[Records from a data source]
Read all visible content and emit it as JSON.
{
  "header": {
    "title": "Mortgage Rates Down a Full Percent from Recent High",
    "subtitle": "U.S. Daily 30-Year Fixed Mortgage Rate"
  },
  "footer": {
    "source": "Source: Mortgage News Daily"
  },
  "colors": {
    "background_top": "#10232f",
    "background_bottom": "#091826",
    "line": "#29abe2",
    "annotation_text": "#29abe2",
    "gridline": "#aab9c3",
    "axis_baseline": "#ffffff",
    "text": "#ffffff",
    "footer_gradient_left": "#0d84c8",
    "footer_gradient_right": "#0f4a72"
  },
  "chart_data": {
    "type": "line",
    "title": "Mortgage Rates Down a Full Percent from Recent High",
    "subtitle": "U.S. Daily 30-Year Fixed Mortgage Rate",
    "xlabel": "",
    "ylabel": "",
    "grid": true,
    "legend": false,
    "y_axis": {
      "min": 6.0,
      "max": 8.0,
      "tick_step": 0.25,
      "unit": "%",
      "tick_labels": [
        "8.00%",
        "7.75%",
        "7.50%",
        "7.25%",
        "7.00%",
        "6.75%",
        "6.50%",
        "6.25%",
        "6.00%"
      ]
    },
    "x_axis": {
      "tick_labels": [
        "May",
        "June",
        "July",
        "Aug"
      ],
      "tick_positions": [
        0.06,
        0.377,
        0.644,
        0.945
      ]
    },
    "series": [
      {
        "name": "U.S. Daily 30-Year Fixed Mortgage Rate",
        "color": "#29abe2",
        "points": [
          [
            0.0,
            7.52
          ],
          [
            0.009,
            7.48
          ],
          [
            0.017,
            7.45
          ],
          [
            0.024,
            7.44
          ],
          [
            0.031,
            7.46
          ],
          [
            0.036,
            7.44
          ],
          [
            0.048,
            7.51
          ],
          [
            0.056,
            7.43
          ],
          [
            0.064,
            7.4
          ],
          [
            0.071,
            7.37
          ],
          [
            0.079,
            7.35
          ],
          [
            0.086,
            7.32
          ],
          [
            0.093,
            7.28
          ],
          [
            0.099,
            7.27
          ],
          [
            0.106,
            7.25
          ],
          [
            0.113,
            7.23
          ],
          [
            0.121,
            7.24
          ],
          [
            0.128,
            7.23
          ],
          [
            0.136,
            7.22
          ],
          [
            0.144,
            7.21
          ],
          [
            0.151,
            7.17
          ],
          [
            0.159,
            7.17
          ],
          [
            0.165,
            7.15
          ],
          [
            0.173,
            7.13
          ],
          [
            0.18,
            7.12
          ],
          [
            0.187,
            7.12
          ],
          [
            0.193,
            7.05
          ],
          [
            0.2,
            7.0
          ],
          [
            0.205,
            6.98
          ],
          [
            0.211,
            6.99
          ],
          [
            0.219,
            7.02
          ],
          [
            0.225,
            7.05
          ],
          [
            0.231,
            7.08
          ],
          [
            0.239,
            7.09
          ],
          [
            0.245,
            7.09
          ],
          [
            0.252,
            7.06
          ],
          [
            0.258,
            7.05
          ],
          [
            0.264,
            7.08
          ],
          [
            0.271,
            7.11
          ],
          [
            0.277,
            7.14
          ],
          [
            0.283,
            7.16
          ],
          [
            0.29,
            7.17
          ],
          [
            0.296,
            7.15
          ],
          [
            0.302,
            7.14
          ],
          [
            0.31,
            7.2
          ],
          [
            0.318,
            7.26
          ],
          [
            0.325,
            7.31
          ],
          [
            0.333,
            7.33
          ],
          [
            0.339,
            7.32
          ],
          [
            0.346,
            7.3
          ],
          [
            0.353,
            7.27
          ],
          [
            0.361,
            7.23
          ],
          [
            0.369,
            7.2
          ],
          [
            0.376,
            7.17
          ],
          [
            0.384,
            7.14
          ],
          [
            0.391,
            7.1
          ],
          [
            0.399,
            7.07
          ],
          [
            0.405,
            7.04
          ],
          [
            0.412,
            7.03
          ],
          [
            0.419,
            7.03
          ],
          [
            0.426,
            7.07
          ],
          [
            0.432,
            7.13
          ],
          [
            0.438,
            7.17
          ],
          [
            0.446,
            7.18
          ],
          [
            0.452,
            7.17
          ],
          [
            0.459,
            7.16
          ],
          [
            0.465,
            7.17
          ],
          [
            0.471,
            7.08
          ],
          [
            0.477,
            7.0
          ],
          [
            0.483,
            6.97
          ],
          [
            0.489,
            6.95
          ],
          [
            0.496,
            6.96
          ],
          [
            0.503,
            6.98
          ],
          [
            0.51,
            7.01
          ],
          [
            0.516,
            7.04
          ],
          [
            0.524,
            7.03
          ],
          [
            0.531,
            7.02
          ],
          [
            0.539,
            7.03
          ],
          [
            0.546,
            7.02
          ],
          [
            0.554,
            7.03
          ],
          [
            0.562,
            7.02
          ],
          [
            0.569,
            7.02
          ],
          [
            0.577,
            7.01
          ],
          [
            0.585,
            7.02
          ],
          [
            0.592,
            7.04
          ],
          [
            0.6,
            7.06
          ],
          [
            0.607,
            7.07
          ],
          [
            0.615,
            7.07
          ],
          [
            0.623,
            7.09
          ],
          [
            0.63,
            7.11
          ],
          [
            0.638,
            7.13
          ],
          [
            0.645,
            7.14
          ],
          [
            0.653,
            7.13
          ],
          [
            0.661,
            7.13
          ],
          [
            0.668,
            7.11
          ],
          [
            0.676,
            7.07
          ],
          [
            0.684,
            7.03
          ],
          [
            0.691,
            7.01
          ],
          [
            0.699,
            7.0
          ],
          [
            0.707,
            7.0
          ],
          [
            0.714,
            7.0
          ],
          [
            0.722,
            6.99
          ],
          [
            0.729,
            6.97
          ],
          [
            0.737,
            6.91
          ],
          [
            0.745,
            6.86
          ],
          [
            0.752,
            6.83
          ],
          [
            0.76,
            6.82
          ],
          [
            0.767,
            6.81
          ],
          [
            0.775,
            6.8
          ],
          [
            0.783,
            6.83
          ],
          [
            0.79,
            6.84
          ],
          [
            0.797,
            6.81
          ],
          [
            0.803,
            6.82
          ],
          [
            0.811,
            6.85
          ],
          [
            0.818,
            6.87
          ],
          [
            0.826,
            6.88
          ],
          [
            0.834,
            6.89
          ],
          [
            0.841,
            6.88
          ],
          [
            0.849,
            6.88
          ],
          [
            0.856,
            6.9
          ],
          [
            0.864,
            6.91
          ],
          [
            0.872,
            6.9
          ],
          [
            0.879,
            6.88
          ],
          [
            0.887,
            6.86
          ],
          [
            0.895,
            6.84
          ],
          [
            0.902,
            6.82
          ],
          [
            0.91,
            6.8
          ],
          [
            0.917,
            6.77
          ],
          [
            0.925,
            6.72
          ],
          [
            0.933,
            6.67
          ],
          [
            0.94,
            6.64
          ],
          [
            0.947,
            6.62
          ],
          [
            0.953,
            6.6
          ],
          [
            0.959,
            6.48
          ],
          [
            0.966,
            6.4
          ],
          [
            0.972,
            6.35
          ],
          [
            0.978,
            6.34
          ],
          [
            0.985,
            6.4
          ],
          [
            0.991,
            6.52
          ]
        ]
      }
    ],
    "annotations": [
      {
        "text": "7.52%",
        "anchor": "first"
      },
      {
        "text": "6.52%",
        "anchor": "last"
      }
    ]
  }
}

• What is being asked: Above are some records; extract every one of them exactly.

• Written response:
Read all visible content and emit it as JSON.
{
  "header": {
    "title": "Mortgage Rates Down a Full Percent from Recent High",
    "subtitle": "U.S. Daily 30-Year Fixed Mortgage Rate"
  },
  "footer": {
    "source": "Source: Mortgage News Daily"
  },
  "colors": {
    "background_top": "#10232f",
    "background_bottom": "#091826",
    "line": "#29abe2",
    "annotation_text": "#29abe2",
    "gridline": "#aab9c3",
    "axis_baseline": "#ffffff",
    "text": "#ffffff",
    "footer_gradient_left": "#0d84c8",
    "footer_gradient_right": "#0f4a72"
  },
  "chart_data": {
    "type": "line",
    "title": "Mortgage Rates Down a Full Percent from Recent High",
    "subtitle": "U.S. Daily 30-Year Fixed Mortgage Rate",
    "xlabel": "",
    "ylabel": "",
    "grid": true,
    "legend": false,
    "y_axis": {
      "min": 6.0,
      "max": 8.0,
      "tick_step": 0.25,
      "unit": "%",
      "tick_labels": [
        "8.00%",
        "7.75%",
        "7.50%",
        "7.25%",
        "7.00%",
        "6.75%",
        "6.50%",
        "6.25%",
        "6.00%"
      ]
    },
    "x_axis": {
      "tick_labels": [
        "May",
        "June",
        "July",
        "Aug"
      ],
      "tick_positions": [
        0.06,
        0.377,
        0.644,
        0.945
      ]
    },
    "series": [
      {
        "name": "U.S. Daily 30-Year Fixed Mortgage Rate",
        "color": "#29abe2",
        "points": [
          [
            0.0,
            7.52
          ],
          [
            0.009,
            7.48
          ],
          [
            0.017,
            7.45
          ],
          [
            0.024,
            7.44
          ],
          [
            0.031,
            7.46
          ],
          [
            0.036,
            7.44
          ],
          [
            0.048,
            7.51
          ],
          [
            0.056,
            7.43
          ],
          [
            0.064,
            7.4
          ],
          [
            0.071,
            7.37
          ],
          [
            0.079,
            7.35
          ],
          [
            0.086,
            7.32
          ],
          [
            0.093,
            7.28
          ],
          [
            0.099,
            7.27
          ],
          [
            0.106,
            7.25
          ],
          [
            0.113,
            7.23
          ],
          [
            0.121,
            7.24
          ],
          [
            0.128,
            7.23
          ],
          [
            0.136,
            7.22
          ],
          [
            0.144,
            7.21
          ],
          [
            0.151,
            7.17
          ],
          [
            0.159,
            7.17
          ],
          [
            0.165,
            7.15
          ],
          [
            0.173,
            7.13
          ],
          [
            0.18,
            7.12
          ],
          [
            0.187,
            7.12
          ],
          [
            0.193,
            7.05
          ],
          [
            0.2,
            7.0
          ],
          [
            0.205,
            6.98
          ],
          [
            0.211,
            6.99
          ],
          [
            0.219,
            7.02
          ],
          [
            0.225,
            7.05
          ],
          [
            0.231,
            7.08
          ],
          [
            0.239,
            7.09
          ],
          [
            0.245,
            7.09
          ],
          [
            0.252,
            7.06
          ],
          [
            0.258,
            7.05
          ],
          [
            0.264,
            7.08
          ],
          [
            0.271,
            7.11
          ],
          [
            0.277,
            7.14
          ],
          [
            0.283,
            7.16
          ],
          [
            0.29,
            7.17
          ],
          [
            0.296,
            7.15
          ],
          [
            0.302,
            7.14
          ],
          [
            0.31,
            7.2
          ],
          [
            0.318,
            7.26
          ],
          [
            0.325,
            7.31
          ],
          [
            0.333,
            7.33
          ],
          [
            0.339,
            7.32
          ],
          [
            0.346,
            7.3
          ],
          [
            0.353,
            7.27
          ],
          [
            0.361,
            7.23
          ],
          [
            0.369,
            7.2
          ],
          [
            0.376,
            7.17
          ],
          [
            0.384,
            7.14
          ],
          [
            0.391,
            7.1
          ],
          [
            0.399,
            7.07
          ],
          [
            0.405,
            7.04
          ],
          [
            0.412,
            7.03
          ],
          [
            0.419,
            7.03
          ],
          [
            0.426,
            7.07
          ],
          [
            0.432,
            7.13
          ],
          [
            0.438,
            7.17
          ],
          [
            0.446,
            7.18
          ],
          [
            0.452,
            7.17
          ],
          [
            0.459,
            7.16
          ],
          [
            0.465,
            7.17
          ],
          [
            0.471,
            7.08
          ],
          [
            0.477,
            7.0
          ],
          [
            0.483,
            6.97
          ],
          [
            0.489,
            6.95
          ],
          [
            0.496,
            6.96
          ],
          [
            0.503,
            6.98
          ],
          [
            0.51,
            7.01
          ],
          [
            0.516,
            7.04
          ],
          [
            0.524,
            7.03
          ],
          [
            0.531,
            7.02
          ],
          [
            0.539,
            7.03
          ],
          [
            0.546,
            7.02
          ],
          [
            0.554,
            7.03
          ],
          [
            0.562,
            7.02
          ],
          [
            0.569,
            7.02
          ],
          [
            0.577,
            7.01
          ],
          [
            0.585,
            7.02
          ],
          [
            0.592,
            7.04
          ],
          [
            0.6,
            7.06
          ],
          [
            0.607,
            7.07
          ],
          [
            0.615,
            7.07
          ],
          [
            0.623,
            7.09
          ],
          [
            0.63,
            7.11
          ],
          [
            0.638,
            7.13
          ],
          [
            0.645,
            7.14
          ],
          [
            0.653,
            7.13
          ],
          [
            0.661,
            7.13
          ],
          [
            0.668,
            7.11
          ],
          [
            0.676,
            7.07
          ],
          [
            0.684,
            7.03
          ],
          [
            0.691,
            7.01
          ],
          [
            0.699,
            7.0
          ],
          [
            0.707,
            7.0
          ],
          [
            0.714,
            7.0
          ],
          [
            0.722,
            6.99
          ],
          [
            0.729,
            6.97
          ],
          [
            0.737,
            6.91
          ],
          [
            0.745,
            6.86
          ],
          [
            0.752,
            6.83
          ],
          [
            0.76,
            6.82
          ],
          [
            0.767,
            6.81
          ],
          [
            0.775,
            6.8
          ],
          [
            0.783,
            6.83
          ],
          [
            0.79,
            6.84
          ],
          [
            0.797,
            6.81
          ],
          [
            0.803,
            6.82
          ],
          [
            0.811,
            6.85
          ],
          [
            0.818,
            6.87
          ],
          [
            0.826,
            6.88
          ],
          [
            0.834,
            6.89
          ],
          [
            0.841,
            6.88
          ],
          [
            0.849,
            6.88
          ],
          [
            0.856,
            6.9
          ],
          [
            0.864,
            6.91
          ],
          [
            0.872,
            6.9
          ],
          [
            0.879,
            6.88
          ],
          [
            0.887,
            6.86
          ],
          [
            0.895,
            6.84
          ],
          [
            0.902,
            6.82
          ],
          [
            0.91,
            6.8
          ],
          [
            0.917,
            6.77
          ],
          [
            0.925,
            6.72
          ],
          [
            0.933,
            6.67
          ],
          [
            0.94,
            6.64
          ],
          [
            0.947,
            6.62
          ],
          [
            0.953,
            6.6
          ],
          [
            0.959,
            6.48
          ],
          [
            0.966,
            6.4
          ],
          [
            0.972,
            6.35
          ],
          [
            0.978,
            6.34
          ],
          [
            0.985,
            6.4
          ],
          [
            0.991,
            6.52
          ]
        ]
      }
    ],
    "annotations": [
      {
        "text": "7.52%",
        "anchor": "first"
      },
      {
        "text": "6.52%",
        "anchor": "last"
      }
    ]
  }
}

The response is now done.